--- start ---
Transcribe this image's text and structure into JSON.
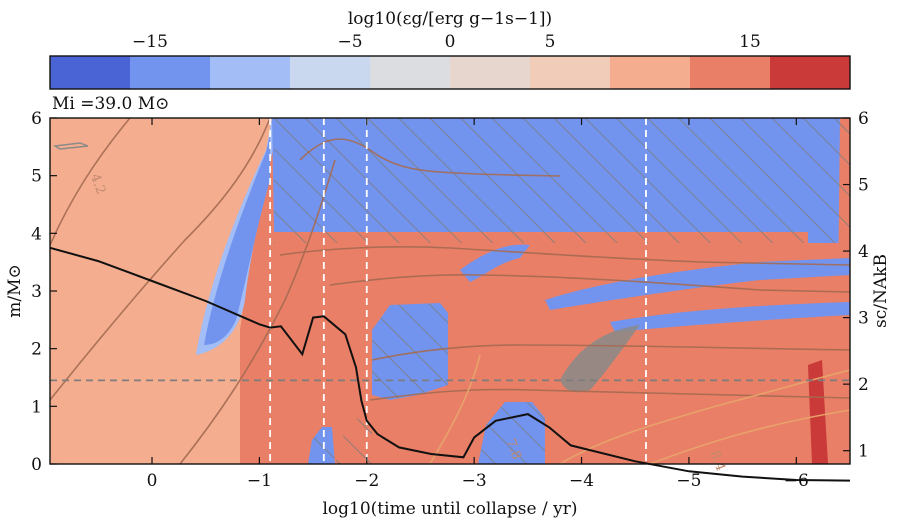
{
  "colorbar": {
    "label": "log10(εg/[erg g−1s−1])",
    "ticks": [
      {
        "value": -15,
        "label": "−15"
      },
      {
        "value": -5,
        "label": "−5"
      },
      {
        "value": 0,
        "label": "0"
      },
      {
        "value": 5,
        "label": "5"
      },
      {
        "value": 15,
        "label": "15"
      }
    ],
    "range": [
      -20,
      20
    ],
    "bins": 10,
    "colors": [
      "#4a64d6",
      "#7394ee",
      "#a3bdf7",
      "#c9d7ef",
      "#dcdde1",
      "#e6d6ce",
      "#f1cdb9",
      "#f4ad8f",
      "#e97f66",
      "#c93a38"
    ]
  },
  "annotation": {
    "mass_label": "Mi =39.0 M⊙"
  },
  "chart_data": {
    "type": "heatmap",
    "xlabel": "log10(time until collapse / yr)",
    "ylabel": "m/M⊙",
    "ylabel_right": "sc/NAkB",
    "xlim": [
      0.95,
      -6.5
    ],
    "ylim": [
      0,
      6
    ],
    "ylim_right": [
      0.8,
      6
    ],
    "x_ticks": [
      {
        "value": 0,
        "label": "0"
      },
      {
        "value": -1,
        "label": "−1"
      },
      {
        "value": -2,
        "label": "−2"
      },
      {
        "value": -3,
        "label": "−3"
      },
      {
        "value": -4,
        "label": "−4"
      },
      {
        "value": -5,
        "label": "−5"
      },
      {
        "value": -6,
        "label": "−6"
      }
    ],
    "y_ticks": [
      0,
      1,
      2,
      3,
      4,
      5,
      6
    ],
    "y_ticks_right": [
      1,
      2,
      3,
      4,
      5,
      6
    ],
    "vertical_lines_x": [
      -1.1,
      -1.6,
      -2.0,
      -4.6
    ],
    "horizontal_line_y": 1.45,
    "contour_labels": [
      {
        "text": "4.2",
        "x": 0.57,
        "y": 5.0
      },
      {
        "text": "7.8",
        "x": -3.3,
        "y": 0.4
      },
      {
        "text": "8.4",
        "x": -5.2,
        "y": 0.2
      }
    ],
    "entropy_line": {
      "x": [
        0.95,
        0.5,
        0.0,
        -0.5,
        -1.0,
        -1.1,
        -1.2,
        -1.4,
        -1.5,
        -1.6,
        -1.8,
        -1.9,
        -1.95,
        -2.0,
        -2.1,
        -2.3,
        -2.6,
        -2.9,
        -3.0,
        -3.2,
        -3.5,
        -3.7,
        -3.9,
        -4.5,
        -5.0,
        -5.5,
        -6.0,
        -6.5
      ],
      "y": [
        4.05,
        3.85,
        3.55,
        3.25,
        2.9,
        2.85,
        2.87,
        2.45,
        3.0,
        3.02,
        2.75,
        2.25,
        1.75,
        1.45,
        1.25,
        1.05,
        0.95,
        0.9,
        1.2,
        1.45,
        1.55,
        1.35,
        1.08,
        0.84,
        0.69,
        0.61,
        0.56,
        0.55
      ]
    }
  }
}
--- end ---
◆ EXERCISE OBJECTIVE ◆
From the entries above, return each line with the word "value" in it.

◆ REPLY ◆
        "value": -15,
        "value": -5,
        "value": 0,
        "value": 5,
        "value": 15,
        "value": 0,
        "value": -1,
        "value": -2,
        "value": -3,
        "value": -4,
        "value": -5,
        "value": -6,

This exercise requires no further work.